- [Task inputs]
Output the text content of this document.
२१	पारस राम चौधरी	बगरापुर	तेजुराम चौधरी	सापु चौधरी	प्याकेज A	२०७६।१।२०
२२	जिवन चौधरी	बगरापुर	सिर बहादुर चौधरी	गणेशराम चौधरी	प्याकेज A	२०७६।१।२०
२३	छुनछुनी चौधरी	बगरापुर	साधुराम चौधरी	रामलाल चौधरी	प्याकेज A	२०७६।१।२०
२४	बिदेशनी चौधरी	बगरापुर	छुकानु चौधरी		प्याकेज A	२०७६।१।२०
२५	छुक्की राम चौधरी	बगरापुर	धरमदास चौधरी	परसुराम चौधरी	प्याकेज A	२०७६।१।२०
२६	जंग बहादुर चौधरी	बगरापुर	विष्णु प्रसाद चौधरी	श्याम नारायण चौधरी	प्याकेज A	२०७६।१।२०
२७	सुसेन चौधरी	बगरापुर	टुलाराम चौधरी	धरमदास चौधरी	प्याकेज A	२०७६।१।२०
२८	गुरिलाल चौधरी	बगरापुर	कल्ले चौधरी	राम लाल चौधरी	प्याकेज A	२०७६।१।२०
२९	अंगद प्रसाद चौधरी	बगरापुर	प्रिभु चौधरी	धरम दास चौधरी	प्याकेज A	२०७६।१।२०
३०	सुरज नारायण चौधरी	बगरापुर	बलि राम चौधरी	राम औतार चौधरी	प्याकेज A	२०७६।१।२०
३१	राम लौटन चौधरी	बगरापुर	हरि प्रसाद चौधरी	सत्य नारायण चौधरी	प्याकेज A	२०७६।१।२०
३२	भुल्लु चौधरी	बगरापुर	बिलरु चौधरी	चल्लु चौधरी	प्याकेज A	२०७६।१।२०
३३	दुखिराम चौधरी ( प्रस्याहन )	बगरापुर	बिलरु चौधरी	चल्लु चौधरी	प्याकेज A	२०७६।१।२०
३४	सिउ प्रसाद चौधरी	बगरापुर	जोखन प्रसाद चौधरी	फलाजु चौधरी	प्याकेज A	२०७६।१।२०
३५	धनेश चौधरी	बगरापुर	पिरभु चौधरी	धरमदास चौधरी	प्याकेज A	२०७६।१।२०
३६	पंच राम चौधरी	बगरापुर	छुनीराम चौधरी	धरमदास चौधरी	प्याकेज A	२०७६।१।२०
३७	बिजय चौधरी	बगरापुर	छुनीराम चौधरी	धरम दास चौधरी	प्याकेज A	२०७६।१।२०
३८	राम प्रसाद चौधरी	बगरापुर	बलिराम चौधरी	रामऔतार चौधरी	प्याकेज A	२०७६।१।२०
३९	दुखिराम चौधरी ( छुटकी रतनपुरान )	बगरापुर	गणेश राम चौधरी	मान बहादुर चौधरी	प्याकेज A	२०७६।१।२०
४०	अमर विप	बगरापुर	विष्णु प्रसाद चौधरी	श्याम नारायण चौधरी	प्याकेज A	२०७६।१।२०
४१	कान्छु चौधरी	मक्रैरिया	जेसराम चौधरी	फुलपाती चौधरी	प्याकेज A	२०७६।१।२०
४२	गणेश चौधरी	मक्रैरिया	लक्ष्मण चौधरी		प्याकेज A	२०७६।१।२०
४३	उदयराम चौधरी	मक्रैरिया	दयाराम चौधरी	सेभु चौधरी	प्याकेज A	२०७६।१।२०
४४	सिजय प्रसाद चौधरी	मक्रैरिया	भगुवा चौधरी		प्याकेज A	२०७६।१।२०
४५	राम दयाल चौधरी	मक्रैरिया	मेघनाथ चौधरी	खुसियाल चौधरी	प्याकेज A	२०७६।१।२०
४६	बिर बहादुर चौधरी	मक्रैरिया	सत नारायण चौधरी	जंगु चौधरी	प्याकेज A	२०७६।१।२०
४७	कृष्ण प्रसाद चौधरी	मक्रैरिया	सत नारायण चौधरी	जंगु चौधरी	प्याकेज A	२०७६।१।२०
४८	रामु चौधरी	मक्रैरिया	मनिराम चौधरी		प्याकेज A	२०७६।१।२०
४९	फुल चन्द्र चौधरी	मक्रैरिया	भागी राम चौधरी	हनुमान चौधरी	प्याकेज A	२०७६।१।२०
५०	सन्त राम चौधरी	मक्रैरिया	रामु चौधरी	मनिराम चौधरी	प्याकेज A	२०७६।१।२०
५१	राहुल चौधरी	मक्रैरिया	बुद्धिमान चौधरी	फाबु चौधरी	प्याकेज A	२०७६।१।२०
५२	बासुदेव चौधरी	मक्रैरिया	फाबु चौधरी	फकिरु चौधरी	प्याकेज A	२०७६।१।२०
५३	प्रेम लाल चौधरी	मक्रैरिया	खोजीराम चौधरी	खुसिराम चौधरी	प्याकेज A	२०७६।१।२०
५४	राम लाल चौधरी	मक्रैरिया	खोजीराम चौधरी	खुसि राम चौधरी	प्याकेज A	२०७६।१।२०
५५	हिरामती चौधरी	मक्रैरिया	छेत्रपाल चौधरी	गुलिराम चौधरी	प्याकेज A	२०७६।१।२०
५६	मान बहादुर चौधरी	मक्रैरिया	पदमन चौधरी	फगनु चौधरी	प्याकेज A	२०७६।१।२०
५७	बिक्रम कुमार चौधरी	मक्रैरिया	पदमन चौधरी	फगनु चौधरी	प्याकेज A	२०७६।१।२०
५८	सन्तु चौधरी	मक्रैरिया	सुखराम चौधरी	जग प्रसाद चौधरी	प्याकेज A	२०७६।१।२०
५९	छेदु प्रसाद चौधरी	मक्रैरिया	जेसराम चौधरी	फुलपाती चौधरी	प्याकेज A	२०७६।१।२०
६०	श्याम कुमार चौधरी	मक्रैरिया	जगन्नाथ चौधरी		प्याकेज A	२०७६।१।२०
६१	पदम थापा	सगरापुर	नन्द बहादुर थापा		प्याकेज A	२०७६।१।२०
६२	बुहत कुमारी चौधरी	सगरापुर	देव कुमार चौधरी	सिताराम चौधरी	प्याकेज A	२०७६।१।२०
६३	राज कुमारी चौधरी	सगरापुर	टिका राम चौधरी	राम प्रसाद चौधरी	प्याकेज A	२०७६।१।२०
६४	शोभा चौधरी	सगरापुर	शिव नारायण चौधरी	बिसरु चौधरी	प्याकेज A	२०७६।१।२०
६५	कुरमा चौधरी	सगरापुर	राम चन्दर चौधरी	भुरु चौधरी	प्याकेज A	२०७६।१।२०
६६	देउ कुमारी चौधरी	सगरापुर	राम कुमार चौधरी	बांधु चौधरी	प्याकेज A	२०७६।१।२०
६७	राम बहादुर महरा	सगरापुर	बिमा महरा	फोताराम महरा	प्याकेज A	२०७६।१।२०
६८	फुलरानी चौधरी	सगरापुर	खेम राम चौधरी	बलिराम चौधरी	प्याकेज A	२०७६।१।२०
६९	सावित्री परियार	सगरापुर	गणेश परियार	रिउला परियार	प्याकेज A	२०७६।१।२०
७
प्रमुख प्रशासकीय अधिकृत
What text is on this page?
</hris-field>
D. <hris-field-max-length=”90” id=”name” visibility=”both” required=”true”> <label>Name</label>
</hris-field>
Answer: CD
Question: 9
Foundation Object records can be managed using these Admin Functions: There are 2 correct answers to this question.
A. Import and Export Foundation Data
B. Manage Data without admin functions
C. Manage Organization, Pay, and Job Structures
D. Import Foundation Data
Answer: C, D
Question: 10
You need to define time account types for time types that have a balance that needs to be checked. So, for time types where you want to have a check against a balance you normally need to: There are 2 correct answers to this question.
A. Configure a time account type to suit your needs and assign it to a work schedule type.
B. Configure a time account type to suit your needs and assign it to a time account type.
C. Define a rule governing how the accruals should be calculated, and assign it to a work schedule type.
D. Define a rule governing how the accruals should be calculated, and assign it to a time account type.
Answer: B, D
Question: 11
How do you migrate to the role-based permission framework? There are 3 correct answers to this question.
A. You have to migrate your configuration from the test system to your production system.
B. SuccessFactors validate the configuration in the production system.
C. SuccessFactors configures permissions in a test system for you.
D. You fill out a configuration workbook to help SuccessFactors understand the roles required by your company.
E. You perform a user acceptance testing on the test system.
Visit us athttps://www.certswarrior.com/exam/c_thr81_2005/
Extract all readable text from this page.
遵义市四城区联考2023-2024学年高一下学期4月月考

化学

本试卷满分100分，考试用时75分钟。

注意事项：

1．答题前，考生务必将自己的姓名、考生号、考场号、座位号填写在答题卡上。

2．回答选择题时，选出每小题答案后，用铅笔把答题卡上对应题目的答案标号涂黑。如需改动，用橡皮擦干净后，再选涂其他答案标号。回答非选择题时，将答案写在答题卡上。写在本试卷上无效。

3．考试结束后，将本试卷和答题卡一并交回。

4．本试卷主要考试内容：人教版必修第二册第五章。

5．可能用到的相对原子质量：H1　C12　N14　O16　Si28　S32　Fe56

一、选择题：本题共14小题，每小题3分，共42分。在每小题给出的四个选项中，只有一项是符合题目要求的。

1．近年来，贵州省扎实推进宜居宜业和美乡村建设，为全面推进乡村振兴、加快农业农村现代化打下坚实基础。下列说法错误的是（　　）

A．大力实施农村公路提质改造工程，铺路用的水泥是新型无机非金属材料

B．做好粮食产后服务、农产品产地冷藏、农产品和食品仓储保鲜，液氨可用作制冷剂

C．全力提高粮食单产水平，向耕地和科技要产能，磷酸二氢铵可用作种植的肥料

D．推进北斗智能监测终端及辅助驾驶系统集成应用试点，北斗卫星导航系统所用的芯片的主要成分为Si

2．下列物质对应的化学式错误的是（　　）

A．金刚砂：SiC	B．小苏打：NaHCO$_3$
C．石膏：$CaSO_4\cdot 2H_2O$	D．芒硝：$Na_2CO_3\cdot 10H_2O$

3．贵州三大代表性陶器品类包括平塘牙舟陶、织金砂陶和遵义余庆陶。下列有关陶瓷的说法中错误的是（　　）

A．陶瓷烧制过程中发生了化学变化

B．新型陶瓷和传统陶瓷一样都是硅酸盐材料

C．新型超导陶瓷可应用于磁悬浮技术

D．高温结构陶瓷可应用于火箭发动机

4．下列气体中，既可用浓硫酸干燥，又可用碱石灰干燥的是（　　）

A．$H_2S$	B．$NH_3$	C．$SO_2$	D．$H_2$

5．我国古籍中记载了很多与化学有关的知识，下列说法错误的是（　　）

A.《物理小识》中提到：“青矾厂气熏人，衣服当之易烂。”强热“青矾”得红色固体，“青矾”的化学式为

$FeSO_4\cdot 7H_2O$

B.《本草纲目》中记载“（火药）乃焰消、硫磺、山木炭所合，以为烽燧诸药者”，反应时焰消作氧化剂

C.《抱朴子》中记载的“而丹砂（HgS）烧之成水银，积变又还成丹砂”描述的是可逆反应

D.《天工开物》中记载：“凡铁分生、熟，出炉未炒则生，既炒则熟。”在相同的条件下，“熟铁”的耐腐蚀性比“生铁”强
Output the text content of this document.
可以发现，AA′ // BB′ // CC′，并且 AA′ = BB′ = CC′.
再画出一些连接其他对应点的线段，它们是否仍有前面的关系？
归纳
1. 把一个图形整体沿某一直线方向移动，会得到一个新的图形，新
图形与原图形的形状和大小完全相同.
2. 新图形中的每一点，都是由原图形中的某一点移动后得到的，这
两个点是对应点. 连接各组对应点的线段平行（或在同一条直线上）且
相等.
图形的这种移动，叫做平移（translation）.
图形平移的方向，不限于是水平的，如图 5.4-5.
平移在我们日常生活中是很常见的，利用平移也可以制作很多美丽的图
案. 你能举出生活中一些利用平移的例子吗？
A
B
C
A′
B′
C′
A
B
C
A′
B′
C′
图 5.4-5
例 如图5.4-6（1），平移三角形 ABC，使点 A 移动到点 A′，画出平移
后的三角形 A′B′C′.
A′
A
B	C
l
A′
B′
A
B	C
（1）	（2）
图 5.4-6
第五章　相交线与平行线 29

- [Task brief]
Locate all lines in the listing above with the word "this" and copy them.

- [Exercise output]
Output the text content of this document.
What text is on this page?
Foundation Object records can be managed using these Admin Functions: There are 2 correct answers to this question.
You need to define time account types for time types that have a balance that needs to be checked. So, for time types where you want to have a check against a balance you normally need to: There are 2 correct answers to this question.
How do you migrate to the role-based permission framework? There are 3 correct answers to this question.
Extract all readable text from this page.
Output the text content of this document.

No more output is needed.